Starting with the line that contains "Serialize everything readable", copy every line through the end of the data below, exactly and with nothing added.

[Records from a data collection]
## begin

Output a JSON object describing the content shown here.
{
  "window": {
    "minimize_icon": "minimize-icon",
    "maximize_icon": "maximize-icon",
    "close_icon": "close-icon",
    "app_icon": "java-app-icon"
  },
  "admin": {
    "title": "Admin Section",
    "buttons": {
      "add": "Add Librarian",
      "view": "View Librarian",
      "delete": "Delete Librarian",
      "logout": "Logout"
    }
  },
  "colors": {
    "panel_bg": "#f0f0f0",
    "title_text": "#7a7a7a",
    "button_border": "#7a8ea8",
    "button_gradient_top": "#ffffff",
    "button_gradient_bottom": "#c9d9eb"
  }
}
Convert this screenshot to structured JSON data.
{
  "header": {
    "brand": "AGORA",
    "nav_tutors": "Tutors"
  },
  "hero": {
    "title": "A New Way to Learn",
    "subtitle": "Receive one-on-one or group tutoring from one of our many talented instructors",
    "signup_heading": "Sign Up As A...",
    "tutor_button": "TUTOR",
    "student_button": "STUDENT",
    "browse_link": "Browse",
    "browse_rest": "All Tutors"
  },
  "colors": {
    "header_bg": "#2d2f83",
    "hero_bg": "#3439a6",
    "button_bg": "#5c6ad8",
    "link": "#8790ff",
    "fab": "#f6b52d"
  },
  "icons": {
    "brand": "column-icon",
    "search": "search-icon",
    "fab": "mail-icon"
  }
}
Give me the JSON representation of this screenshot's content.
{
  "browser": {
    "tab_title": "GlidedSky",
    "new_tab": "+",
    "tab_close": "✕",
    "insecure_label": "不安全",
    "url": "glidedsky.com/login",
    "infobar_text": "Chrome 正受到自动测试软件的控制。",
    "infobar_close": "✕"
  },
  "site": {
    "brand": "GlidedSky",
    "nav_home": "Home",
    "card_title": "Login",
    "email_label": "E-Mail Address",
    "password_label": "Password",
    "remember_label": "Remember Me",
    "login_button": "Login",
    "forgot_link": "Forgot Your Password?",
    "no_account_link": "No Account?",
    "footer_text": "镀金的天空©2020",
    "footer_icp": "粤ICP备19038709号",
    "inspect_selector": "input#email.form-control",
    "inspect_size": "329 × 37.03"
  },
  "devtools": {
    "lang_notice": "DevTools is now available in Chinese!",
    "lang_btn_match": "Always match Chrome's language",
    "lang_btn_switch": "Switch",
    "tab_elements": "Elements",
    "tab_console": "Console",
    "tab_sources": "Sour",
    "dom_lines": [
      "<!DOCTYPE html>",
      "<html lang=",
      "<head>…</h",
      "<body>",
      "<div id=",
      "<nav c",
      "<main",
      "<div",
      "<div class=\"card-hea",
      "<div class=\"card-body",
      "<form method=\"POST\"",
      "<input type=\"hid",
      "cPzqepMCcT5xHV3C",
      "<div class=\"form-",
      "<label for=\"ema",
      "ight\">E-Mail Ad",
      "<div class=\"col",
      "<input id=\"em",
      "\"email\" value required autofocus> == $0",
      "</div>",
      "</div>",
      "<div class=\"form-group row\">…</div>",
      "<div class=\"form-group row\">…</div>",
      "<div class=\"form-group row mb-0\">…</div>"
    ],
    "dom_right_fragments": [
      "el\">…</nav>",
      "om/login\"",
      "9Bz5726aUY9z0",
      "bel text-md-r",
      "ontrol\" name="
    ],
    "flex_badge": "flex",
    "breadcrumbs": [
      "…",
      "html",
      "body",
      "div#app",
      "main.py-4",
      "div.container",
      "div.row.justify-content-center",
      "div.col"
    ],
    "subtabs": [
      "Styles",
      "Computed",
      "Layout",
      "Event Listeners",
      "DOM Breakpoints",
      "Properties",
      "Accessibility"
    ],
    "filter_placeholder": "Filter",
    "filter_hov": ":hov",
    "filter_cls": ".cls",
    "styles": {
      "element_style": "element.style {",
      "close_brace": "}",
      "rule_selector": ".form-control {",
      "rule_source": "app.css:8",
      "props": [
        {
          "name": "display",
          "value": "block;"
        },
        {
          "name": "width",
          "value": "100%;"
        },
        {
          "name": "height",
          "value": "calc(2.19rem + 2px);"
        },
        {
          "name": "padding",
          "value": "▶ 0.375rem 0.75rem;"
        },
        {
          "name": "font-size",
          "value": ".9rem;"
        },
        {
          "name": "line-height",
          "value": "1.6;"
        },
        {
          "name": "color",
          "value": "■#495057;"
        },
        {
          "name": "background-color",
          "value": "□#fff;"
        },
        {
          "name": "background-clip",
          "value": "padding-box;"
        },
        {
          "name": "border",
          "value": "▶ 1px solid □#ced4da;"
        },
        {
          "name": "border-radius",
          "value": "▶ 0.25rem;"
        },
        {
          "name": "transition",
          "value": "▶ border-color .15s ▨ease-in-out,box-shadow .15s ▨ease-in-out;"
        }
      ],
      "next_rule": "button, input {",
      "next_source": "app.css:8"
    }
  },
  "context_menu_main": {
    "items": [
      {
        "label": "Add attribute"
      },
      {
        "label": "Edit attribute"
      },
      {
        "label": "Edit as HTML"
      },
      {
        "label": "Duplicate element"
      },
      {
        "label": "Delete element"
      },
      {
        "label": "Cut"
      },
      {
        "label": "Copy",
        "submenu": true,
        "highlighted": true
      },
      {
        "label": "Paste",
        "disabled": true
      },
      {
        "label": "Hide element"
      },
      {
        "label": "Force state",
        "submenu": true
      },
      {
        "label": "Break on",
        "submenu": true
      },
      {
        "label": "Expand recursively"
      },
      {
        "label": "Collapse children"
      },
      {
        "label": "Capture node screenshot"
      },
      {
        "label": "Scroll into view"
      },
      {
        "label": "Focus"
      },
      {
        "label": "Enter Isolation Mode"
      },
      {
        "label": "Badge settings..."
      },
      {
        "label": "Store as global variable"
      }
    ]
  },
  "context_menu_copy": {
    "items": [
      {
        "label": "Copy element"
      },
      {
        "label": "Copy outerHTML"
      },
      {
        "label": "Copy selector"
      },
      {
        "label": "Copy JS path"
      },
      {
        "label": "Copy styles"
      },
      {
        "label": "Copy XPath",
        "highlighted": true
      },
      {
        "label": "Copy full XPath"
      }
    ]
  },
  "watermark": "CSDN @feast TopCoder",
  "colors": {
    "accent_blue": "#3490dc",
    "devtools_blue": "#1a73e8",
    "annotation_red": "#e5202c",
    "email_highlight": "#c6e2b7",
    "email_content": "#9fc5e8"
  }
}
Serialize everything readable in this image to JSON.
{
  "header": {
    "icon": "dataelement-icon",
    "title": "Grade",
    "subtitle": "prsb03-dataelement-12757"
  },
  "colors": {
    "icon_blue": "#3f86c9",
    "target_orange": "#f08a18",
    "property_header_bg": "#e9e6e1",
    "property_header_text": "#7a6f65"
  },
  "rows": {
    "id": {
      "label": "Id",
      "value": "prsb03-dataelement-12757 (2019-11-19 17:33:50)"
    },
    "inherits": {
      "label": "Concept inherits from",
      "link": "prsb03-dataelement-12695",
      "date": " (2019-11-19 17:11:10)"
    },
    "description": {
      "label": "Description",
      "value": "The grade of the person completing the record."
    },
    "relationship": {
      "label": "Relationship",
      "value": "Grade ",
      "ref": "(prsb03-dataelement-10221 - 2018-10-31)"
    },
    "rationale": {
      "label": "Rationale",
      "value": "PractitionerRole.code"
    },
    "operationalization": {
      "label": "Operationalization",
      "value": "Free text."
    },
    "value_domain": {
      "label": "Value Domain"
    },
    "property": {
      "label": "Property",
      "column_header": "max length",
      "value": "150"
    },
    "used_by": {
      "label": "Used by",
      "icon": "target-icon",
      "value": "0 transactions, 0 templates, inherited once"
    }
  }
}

## end

Solved problem>
Serialize everything readable in this image to JSON.
{
  "header": {
    "icon": "dataelement-icon",
    "title": "Grade",
    "subtitle": "prsb03-dataelement-12757"
  },
  "colors": {
    "icon_blue": "#3f86c9",
    "target_orange": "#f08a18",
    "property_header_bg": "#e9e6e1",
    "property_header_text": "#7a6f65"
  },
  "rows": {
    "id": {
      "label": "Id",
      "value": "prsb03-dataelement-12757 (2019-11-19 17:33:50)"
    },
    "inherits": {
      "label": "Concept inherits from",
      "link": "prsb03-dataelement-12695",
      "date": " (2019-11-19 17:11:10)"
    },
    "description": {
      "label": "Description",
      "value": "The grade of the person completing the record."
    },
    "relationship": {
      "label": "Relationship",
      "value": "Grade ",
      "ref": "(prsb03-dataelement-10221 - 2018-10-31)"
    },
    "rationale": {
      "label": "Rationale",
      "value": "PractitionerRole.code"
    },
    "operationalization": {
      "label": "Operationalization",
      "value": "Free text."
    },
    "value_domain": {
      "label": "Value Domain"
    },
    "property": {
      "label": "Property",
      "column_header": "max length",
      "value": "150"
    },
    "used_by": {
      "label": "Used by",
      "icon": "target-icon",
      "value": "0 transactions, 0 templates, inherited once"
    }
  }
}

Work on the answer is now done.